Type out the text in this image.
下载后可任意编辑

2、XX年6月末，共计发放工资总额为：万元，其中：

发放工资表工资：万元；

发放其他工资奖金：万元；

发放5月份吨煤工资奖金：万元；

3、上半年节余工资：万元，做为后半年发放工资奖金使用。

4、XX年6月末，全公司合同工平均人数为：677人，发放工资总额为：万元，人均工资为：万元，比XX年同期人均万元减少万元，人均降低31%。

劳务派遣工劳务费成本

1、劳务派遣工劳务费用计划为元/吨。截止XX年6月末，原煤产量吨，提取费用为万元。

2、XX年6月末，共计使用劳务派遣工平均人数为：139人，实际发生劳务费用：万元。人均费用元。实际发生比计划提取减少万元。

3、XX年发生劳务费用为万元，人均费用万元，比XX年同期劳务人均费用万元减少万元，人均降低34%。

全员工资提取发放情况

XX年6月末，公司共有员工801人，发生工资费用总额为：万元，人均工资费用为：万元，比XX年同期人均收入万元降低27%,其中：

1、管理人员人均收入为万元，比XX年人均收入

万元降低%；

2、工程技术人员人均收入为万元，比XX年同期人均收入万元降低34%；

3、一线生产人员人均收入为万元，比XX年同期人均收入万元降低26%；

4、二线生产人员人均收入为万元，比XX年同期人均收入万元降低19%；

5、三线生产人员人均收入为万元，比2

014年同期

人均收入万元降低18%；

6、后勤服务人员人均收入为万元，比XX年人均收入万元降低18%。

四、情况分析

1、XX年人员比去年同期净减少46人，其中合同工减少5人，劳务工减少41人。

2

● What the exercise asks: Copy out all of the records shown above exactly.

● Solved problem:
Type out the text in this image.
下载后可任意编辑

2、XX年6月末，共计发放工资总额为：万元，其中：

发放工资表工资：万元；

发放其他工资奖金：万元；

发放5月份吨煤工资奖金：万元；

3、上半年节余工资：万元，做为后半年发放工资奖金使用。

4、XX年6月末，全公司合同工平均人数为：677人，发放工资总额为：万元，人均工资为：万元，比XX年同期人均万元减少万元，人均降低31%。

劳务派遣工劳务费成本

1、劳务派遣工劳务费用计划为元/吨。截止XX年6月末，原煤产量吨，提取费用为万元。

2、XX年6月末，共计使用劳务派遣工平均人数为：139人，实际发生劳务费用：万元。人均费用元。实际发生比计划提取减少万元。

3、XX年发生劳务费用为万元，人均费用万元，比XX年同期劳务人均费用万元减少万元，人均降低34%。

全员工资提取发放情况

XX年6月末，公司共有员工801人，发生工资费用总额为：万元，人均工资费用为：万元，比XX年同期人均收入万元降低27%,其中：

1、管理人员人均收入为万元，比XX年人均收入

万元降低%；

2、工程技术人员人均收入为万元，比XX年同期人均收入万元降低34%；

3、一线生产人员人均收入为万元，比XX年同期人均收入万元降低26%；

4、二线生产人员人均收入为万元，比XX年同期人均收入万元降低19%；

5、三线生产人员人均收入为万元，比2

014年同期

人均收入万元降低18%；

6、后勤服务人员人均收入为万元，比XX年人均收入万元降低18%。

四、情况分析

1、XX年人员比去年同期净减少46人，其中合同工减少5人，劳务工减少41人。

2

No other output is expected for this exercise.